▶ Requirements: Pictures aside, write out every record exactly as it appears.

▶ Raw records:
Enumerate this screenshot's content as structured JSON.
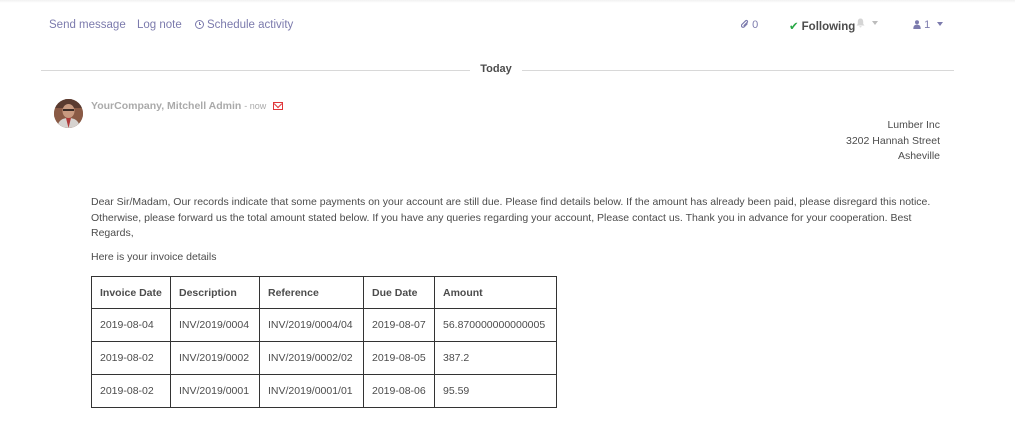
{
  "toolbar": {
    "send_message": "Send message",
    "log_note": "Log note",
    "schedule_activity": "Schedule activity",
    "attachments_count": "0",
    "following_label": "Following",
    "followers_count": "1"
  },
  "separator": {
    "label": "Today"
  },
  "message": {
    "author": "YourCompany, Mitchell Admin",
    "time": "- now",
    "address": {
      "company": "Lumber Inc",
      "street": "3202 Hannah Street",
      "city": "Asheville"
    },
    "body": "Dear Sir/Madam, Our records indicate that some payments on your account are still due. Please find details below. If the amount has already been paid, please disregard this notice. Otherwise, please forward us the total amount stated below. If you have any queries regarding your account, Please contact us. Thank you in advance for your cooperation. Best Regards,",
    "intro": "Here is your invoice details",
    "table": {
      "headers": [
        "Invoice Date",
        "Description",
        "Reference",
        "Due Date",
        "Amount"
      ],
      "rows": [
        [
          "2019-08-04",
          "INV/2019/0004",
          "INV/2019/0004/04",
          "2019-08-07",
          "56.870000000000005"
        ],
        [
          "2019-08-02",
          "INV/2019/0002",
          "INV/2019/0002/02",
          "2019-08-05",
          "387.2"
        ],
        [
          "2019-08-02",
          "INV/2019/0001",
          "INV/2019/0001/01",
          "2019-08-06",
          "95.59"
        ]
      ]
    }
  },
  "colors": {
    "link": "#7c7bad",
    "check": "#28a745",
    "envelope": "#e0363a",
    "text": "#4c4c4c"
  },
  "icons": {
    "schedule": "clock-icon",
    "attachments": "paperclip-icon",
    "following": "check-icon",
    "notifications": "bell-icon",
    "followers": "user-icon",
    "email": "envelope-icon"
  }
}
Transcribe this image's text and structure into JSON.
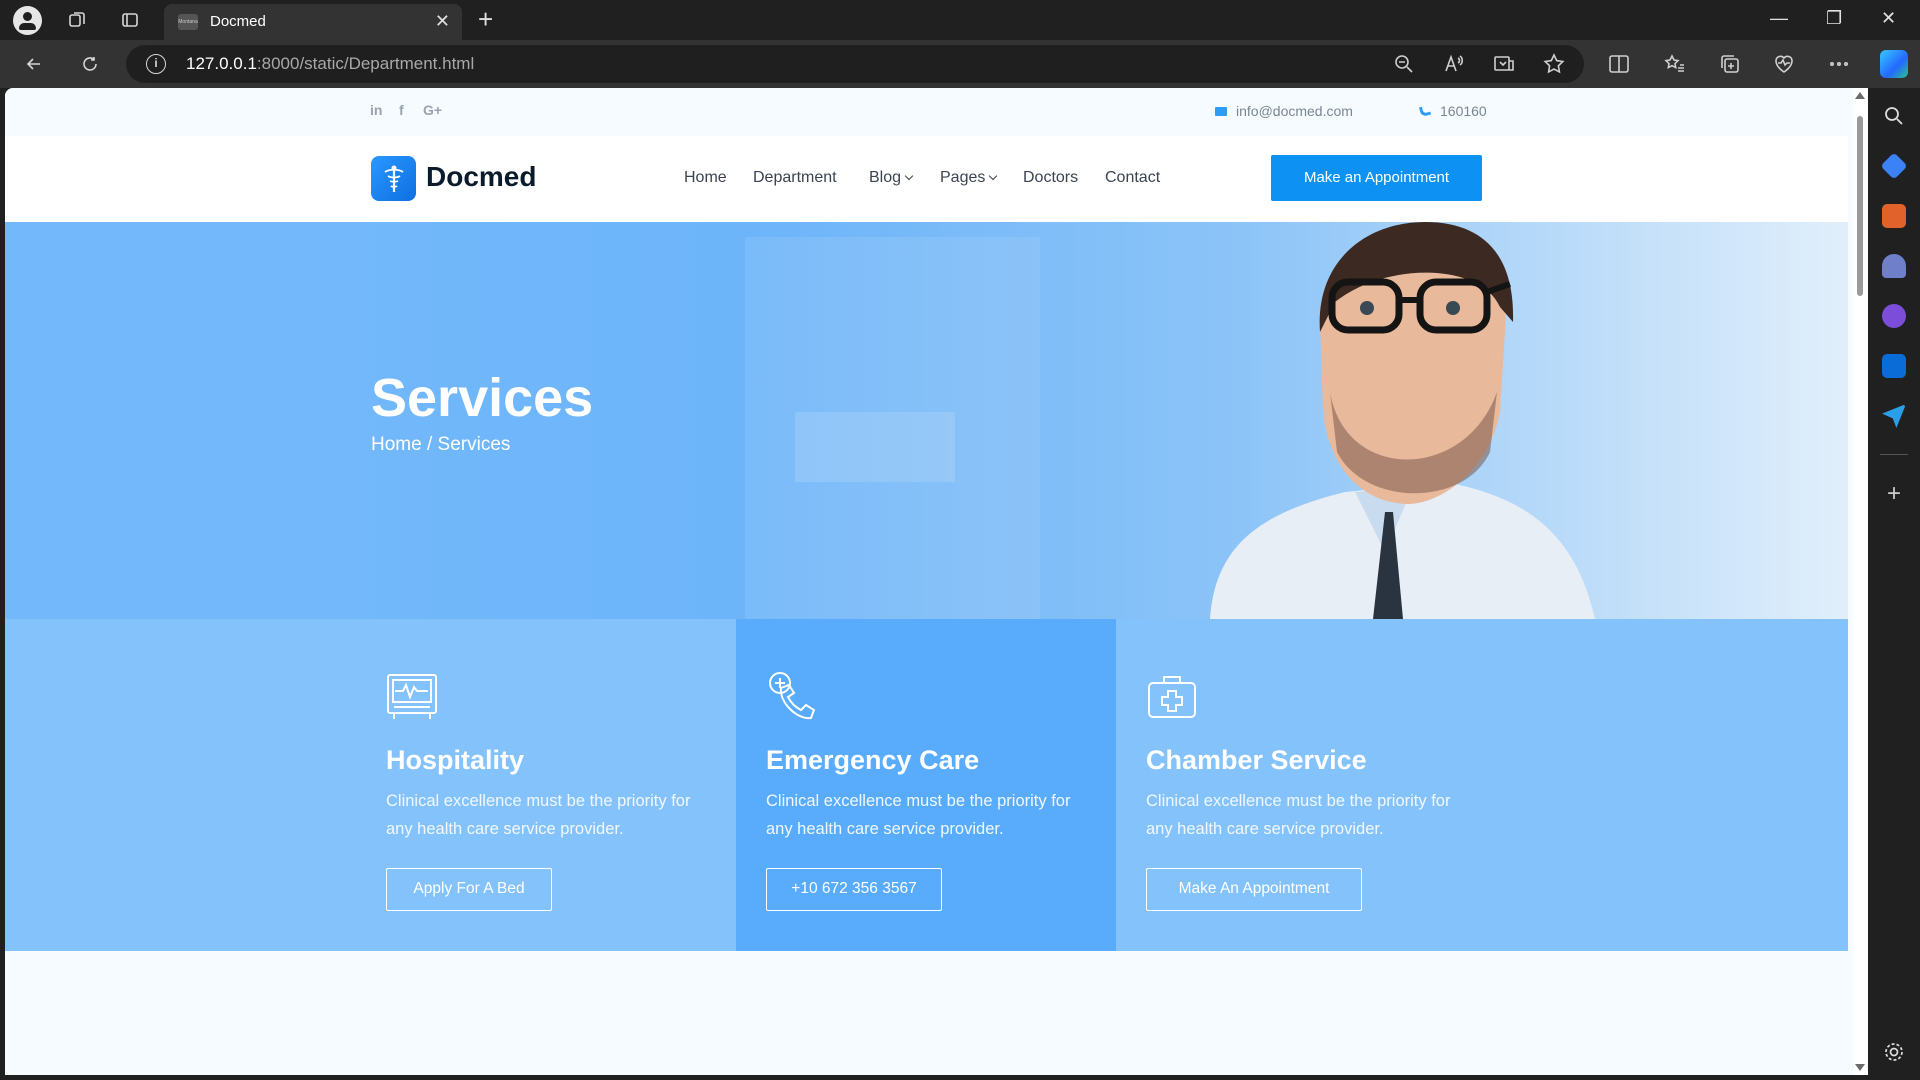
{
  "browser": {
    "tab_title": "Docmed",
    "favicon_text": "Montana",
    "url_host": "127.0.0.1",
    "url_path": ":8000/static/Department.html"
  },
  "topbar": {
    "social": [
      "in",
      "f",
      "G+"
    ],
    "email": "info@docmed.com",
    "phone": "160160"
  },
  "nav": {
    "brand": "Docmed",
    "items": [
      "Home",
      "Department",
      "Blog",
      "Pages",
      "Doctors",
      "Contact"
    ],
    "cta": "Make an Appointment"
  },
  "hero": {
    "title": "Services",
    "crumb_home": "Home",
    "crumb_sep": "/",
    "crumb_current": "Services"
  },
  "services": [
    {
      "icon": "heart-monitor-icon",
      "title": "Hospitality",
      "desc": "Clinical excellence must be the priority for any health care service provider.",
      "button": "Apply For A Bed"
    },
    {
      "icon": "phone-medical-icon",
      "title": "Emergency Care",
      "desc": "Clinical excellence must be the priority for any health care service provider.",
      "button": "+10 672 356 3567"
    },
    {
      "icon": "medical-kit-icon",
      "title": "Chamber Service",
      "desc": "Clinical excellence must be the priority for any health care service provider.",
      "button": "Make An Appointment"
    }
  ],
  "colors": {
    "accent": "#0d92f4",
    "hero_blue": "#6cb4f9",
    "service_light": "#84c2fb",
    "service_mid": "#59acfb"
  }
}
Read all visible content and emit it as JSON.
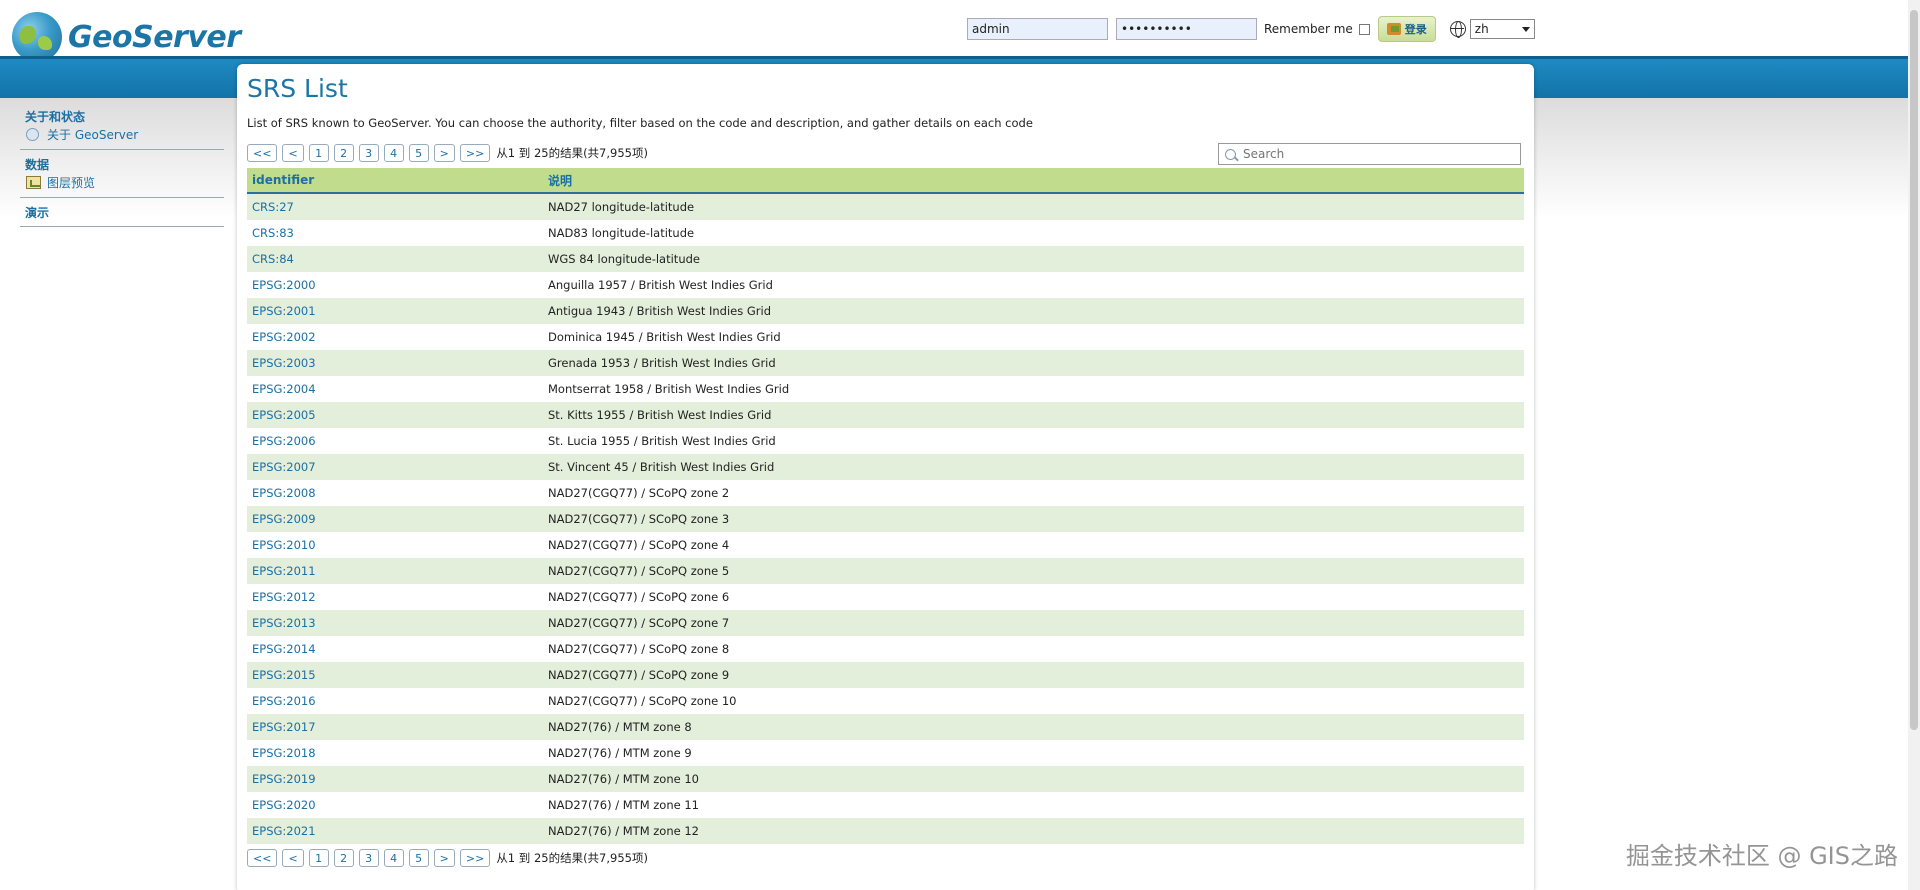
{
  "header": {
    "logo_text": "GeoServer",
    "username_value": "admin",
    "password_value": "••••••••••",
    "remember_label": "Remember me",
    "login_label": "登录",
    "lang_value": "zh"
  },
  "sidebar": {
    "groups": [
      {
        "title": "关于和状态",
        "items": [
          {
            "label": "关于 GeoServer",
            "icon": "info-icon"
          }
        ]
      },
      {
        "title": "数据",
        "items": [
          {
            "label": "图层预览",
            "icon": "layer-preview-icon"
          }
        ]
      },
      {
        "title": "演示",
        "items": []
      }
    ]
  },
  "main": {
    "title": "SRS List",
    "description": "List of SRS known to GeoServer. You can choose the authority, filter based on the code and description, and gather details on each code",
    "search_placeholder": "Search",
    "pager": {
      "first": "<<",
      "prev": "<",
      "pages": [
        "1",
        "2",
        "3",
        "4",
        "5"
      ],
      "next": ">",
      "last": ">>",
      "info": "从1 到 25的结果(共7,955项)"
    },
    "table": {
      "headers": [
        "identifier",
        "说明"
      ],
      "rows": [
        [
          "CRS:27",
          "NAD27 longitude-latitude"
        ],
        [
          "CRS:83",
          "NAD83 longitude-latitude"
        ],
        [
          "CRS:84",
          "WGS 84 longitude-latitude"
        ],
        [
          "EPSG:2000",
          "Anguilla 1957 / British West Indies Grid"
        ],
        [
          "EPSG:2001",
          "Antigua 1943 / British West Indies Grid"
        ],
        [
          "EPSG:2002",
          "Dominica 1945 / British West Indies Grid"
        ],
        [
          "EPSG:2003",
          "Grenada 1953 / British West Indies Grid"
        ],
        [
          "EPSG:2004",
          "Montserrat 1958 / British West Indies Grid"
        ],
        [
          "EPSG:2005",
          "St. Kitts 1955 / British West Indies Grid"
        ],
        [
          "EPSG:2006",
          "St. Lucia 1955 / British West Indies Grid"
        ],
        [
          "EPSG:2007",
          "St. Vincent 45 / British West Indies Grid"
        ],
        [
          "EPSG:2008",
          "NAD27(CGQ77) / SCoPQ zone 2"
        ],
        [
          "EPSG:2009",
          "NAD27(CGQ77) / SCoPQ zone 3"
        ],
        [
          "EPSG:2010",
          "NAD27(CGQ77) / SCoPQ zone 4"
        ],
        [
          "EPSG:2011",
          "NAD27(CGQ77) / SCoPQ zone 5"
        ],
        [
          "EPSG:2012",
          "NAD27(CGQ77) / SCoPQ zone 6"
        ],
        [
          "EPSG:2013",
          "NAD27(CGQ77) / SCoPQ zone 7"
        ],
        [
          "EPSG:2014",
          "NAD27(CGQ77) / SCoPQ zone 8"
        ],
        [
          "EPSG:2015",
          "NAD27(CGQ77) / SCoPQ zone 9"
        ],
        [
          "EPSG:2016",
          "NAD27(CGQ77) / SCoPQ zone 10"
        ],
        [
          "EPSG:2017",
          "NAD27(76) / MTM zone 8"
        ],
        [
          "EPSG:2018",
          "NAD27(76) / MTM zone 9"
        ],
        [
          "EPSG:2019",
          "NAD27(76) / MTM zone 10"
        ],
        [
          "EPSG:2020",
          "NAD27(76) / MTM zone 11"
        ],
        [
          "EPSG:2021",
          "NAD27(76) / MTM zone 12"
        ]
      ]
    }
  },
  "watermark": "掘金技术社区 @ GIS之路",
  "colors": {
    "accent": "#1b75a7",
    "band": "#1273a8",
    "row_alt": "#e3eedb",
    "table_header": "#c1dc8d"
  }
}
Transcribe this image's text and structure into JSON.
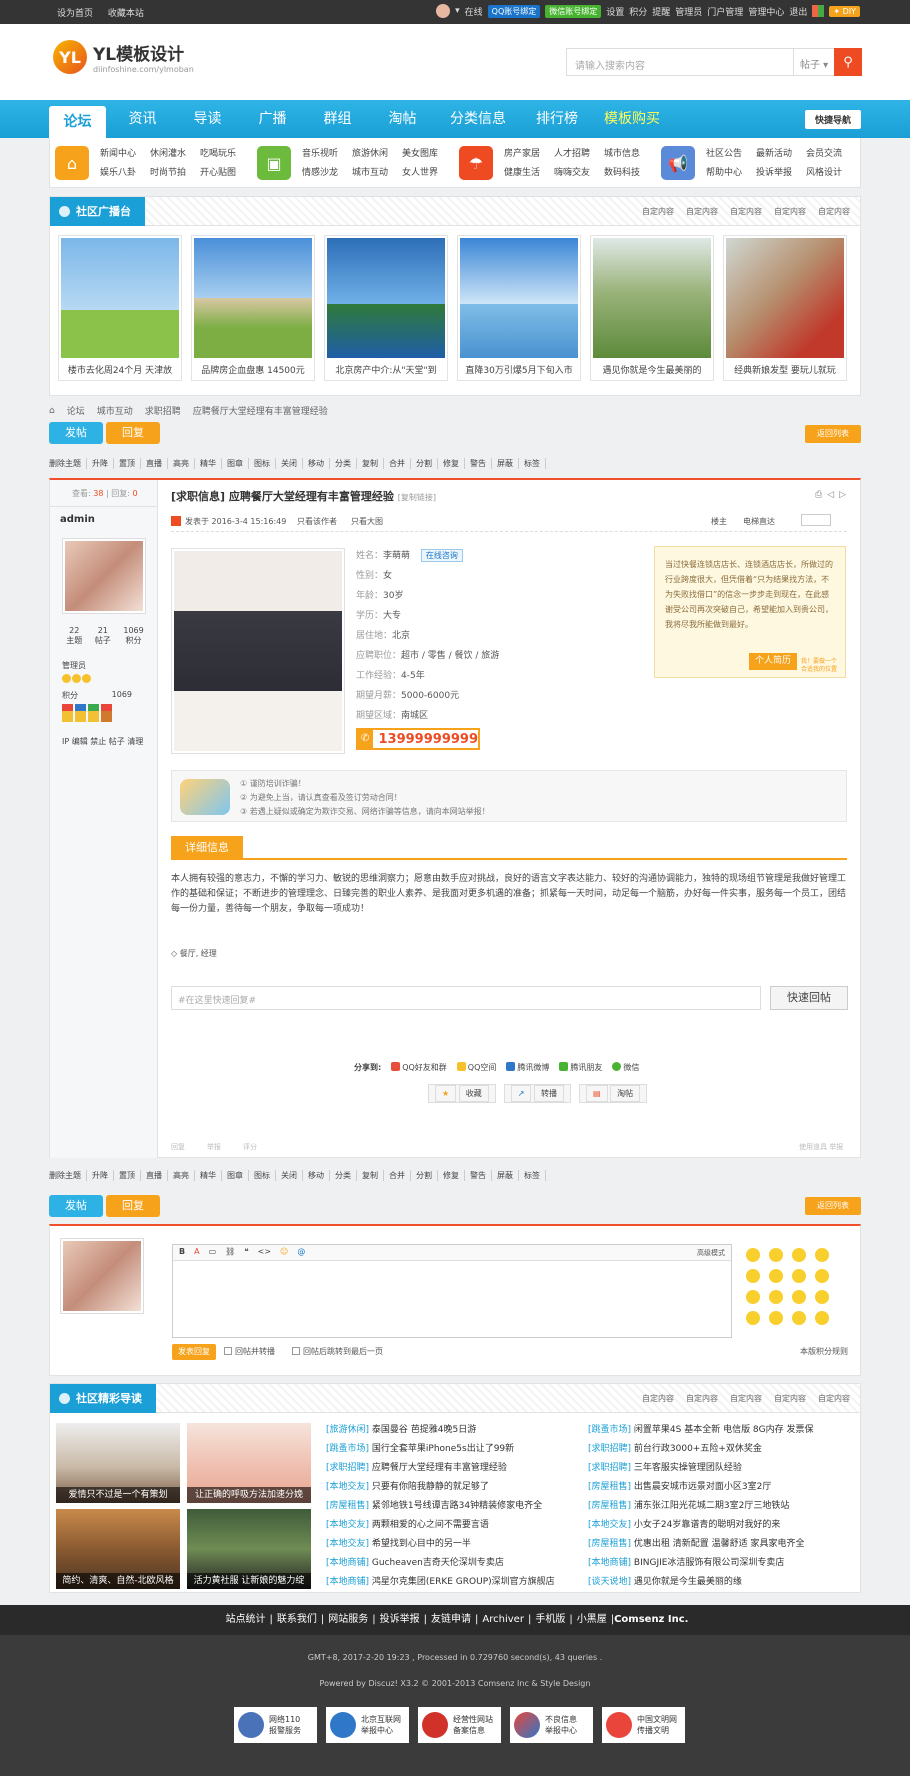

▶ Output:
Enumerate this screenshot's content as structured JSON.
{
  "toolbar": {
    "send_message": "Send message",
    "log_note": "Log note",
    "schedule_activity": "Schedule activity",
    "attachments_count": "0",
    "following_label": "Following",
    "followers_count": "1"
  },
  "separator": {
    "label": "Today"
  },
  "message": {
    "author": "YourCompany, Mitchell Admin",
    "time": "- now",
    "address": {
      "company": "Lumber Inc",
      "street": "3202 Hannah Street",
      "city": "Asheville"
    },
    "body": "Dear Sir/Madam, Our records indicate that some payments on your account are still due. Please find details below. If the amount has already been paid, please disregard this notice. Otherwise, please forward us the total amount stated below. If you have any queries regarding your account, Please contact us. Thank you in advance for your cooperation. Best Regards,",
    "intro": "Here is your invoice details",
    "table": {
      "headers": [
        "Invoice Date",
        "Description",
        "Reference",
        "Due Date",
        "Amount"
      ],
      "rows": [
        [
          "2019-08-04",
          "INV/2019/0004",
          "INV/2019/0004/04",
          "2019-08-07",
          "56.870000000000005"
        ],
        [
          "2019-08-02",
          "INV/2019/0002",
          "INV/2019/0002/02",
          "2019-08-05",
          "387.2"
        ],
        [
          "2019-08-02",
          "INV/2019/0001",
          "INV/2019/0001/01",
          "2019-08-06",
          "95.59"
        ]
      ]
    }
  },
  "colors": {
    "link": "#7c7bad",
    "check": "#28a745",
    "envelope": "#e0363a",
    "text": "#4c4c4c"
  },
  "icons": {
    "schedule": "clock-icon",
    "attachments": "paperclip-icon",
    "following": "check-icon",
    "notifications": "bell-icon",
    "followers": "user-icon",
    "email": "envelope-icon"
  }
}
Transcribe this image's text and structure into JSON.
{
  "browser": {
    "tab_title": "Docmed",
    "favicon_text": "Montana",
    "url_host": "127.0.0.1",
    "url_path": ":8000/static/Department.html"
  },
  "topbar": {
    "social": [
      "in",
      "f",
      "G+"
    ],
    "email": "info@docmed.com",
    "phone": "160160"
  },
  "nav": {
    "brand": "Docmed",
    "items": [
      "Home",
      "Department",
      "Blog",
      "Pages",
      "Doctors",
      "Contact"
    ],
    "cta": "Make an Appointment"
  },
  "hero": {
    "title": "Services",
    "crumb_home": "Home",
    "crumb_sep": "/",
    "crumb_current": "Services"
  },
  "services": [
    {
      "icon": "heart-monitor-icon",
      "title": "Hospitality",
      "desc": "Clinical excellence must be the priority for any health care service provider.",
      "button": "Apply For A Bed"
    },
    {
      "icon": "phone-medical-icon",
      "title": "Emergency Care",
      "desc": "Clinical excellence must be the priority for any health care service provider.",
      "button": "+10 672 356 3567"
    },
    {
      "icon": "medical-kit-icon",
      "title": "Chamber Service",
      "desc": "Clinical excellence must be the priority for any health care service provider.",
      "button": "Make An Appointment"
    }
  ],
  "colors": {
    "accent": "#0d92f4",
    "hero_blue": "#6cb4f9",
    "service_light": "#84c2fb",
    "service_mid": "#59acfb"
  }
}
Read all visible content and emit it as JSON.
{
  "header": {
    "logo_text": "GeoServer",
    "username_value": "admin",
    "password_value": "••••••••••",
    "remember_label": "Remember me",
    "login_label": "登录",
    "lang_value": "zh"
  },
  "sidebar": {
    "groups": [
      {
        "title": "关于和状态",
        "items": [
          {
            "label": "关于 GeoServer",
            "icon": "info-icon"
          }
        ]
      },
      {
        "title": "数据",
        "items": [
          {
            "label": "图层预览",
            "icon": "layer-preview-icon"
          }
        ]
      },
      {
        "title": "演示",
        "items": []
      }
    ]
  },
  "main": {
    "title": "SRS List",
    "description": "List of SRS known to GeoServer. You can choose the authority, filter based on the code and description, and gather details on each code",
    "search_placeholder": "Search",
    "pager": {
      "first": "<<",
      "prev": "<",
      "pages": [
        "1",
        "2",
        "3",
        "4",
        "5"
      ],
      "next": ">",
      "last": ">>",
      "info": "从1 到 25的结果(共7,955项)"
    },
    "table": {
      "headers": [
        "identifier",
        "说明"
      ],
      "rows": [
        [
          "CRS:27",
          "NAD27 longitude-latitude"
        ],
        [
          "CRS:83",
          "NAD83 longitude-latitude"
        ],
        [
          "CRS:84",
          "WGS 84 longitude-latitude"
        ],
        [
          "EPSG:2000",
          "Anguilla 1957 / British West Indies Grid"
        ],
        [
          "EPSG:2001",
          "Antigua 1943 / British West Indies Grid"
        ],
        [
          "EPSG:2002",
          "Dominica 1945 / British West Indies Grid"
        ],
        [
          "EPSG:2003",
          "Grenada 1953 / British West Indies Grid"
        ],
        [
          "EPSG:2004",
          "Montserrat 1958 / British West Indies Grid"
        ],
        [
          "EPSG:2005",
          "St. Kitts 1955 / British West Indies Grid"
        ],
        [
          "EPSG:2006",
          "St. Lucia 1955 / British West Indies Grid"
        ],
        [
          "EPSG:2007",
          "St. Vincent 45 / British West Indies Grid"
        ],
        [
          "EPSG:2008",
          "NAD27(CGQ77) / SCoPQ zone 2"
        ],
        [
          "EPSG:2009",
          "NAD27(CGQ77) / SCoPQ zone 3"
        ],
        [
          "EPSG:2010",
          "NAD27(CGQ77) / SCoPQ zone 4"
        ],
        [
          "EPSG:2011",
          "NAD27(CGQ77) / SCoPQ zone 5"
        ],
        [
          "EPSG:2012",
          "NAD27(CGQ77) / SCoPQ zone 6"
        ],
        [
          "EPSG:2013",
          "NAD27(CGQ77) / SCoPQ zone 7"
        ],
        [
          "EPSG:2014",
          "NAD27(CGQ77) / SCoPQ zone 8"
        ],
        [
          "EPSG:2015",
          "NAD27(CGQ77) / SCoPQ zone 9"
        ],
        [
          "EPSG:2016",
          "NAD27(CGQ77) / SCoPQ zone 10"
        ],
        [
          "EPSG:2017",
          "NAD27(76) / MTM zone 8"
        ],
        [
          "EPSG:2018",
          "NAD27(76) / MTM zone 9"
        ],
        [
          "EPSG:2019",
          "NAD27(76) / MTM zone 10"
        ],
        [
          "EPSG:2020",
          "NAD27(76) / MTM zone 11"
        ],
        [
          "EPSG:2021",
          "NAD27(76) / MTM zone 12"
        ]
      ]
    }
  },
  "watermark": "掘金技术社区 @ GIS之路",
  "colors": {
    "accent": "#1b75a7",
    "band": "#1273a8",
    "row_alt": "#e3eedb",
    "table_header": "#c1dc8d"
  }
}
Transcribe this image's text and structure into JSON.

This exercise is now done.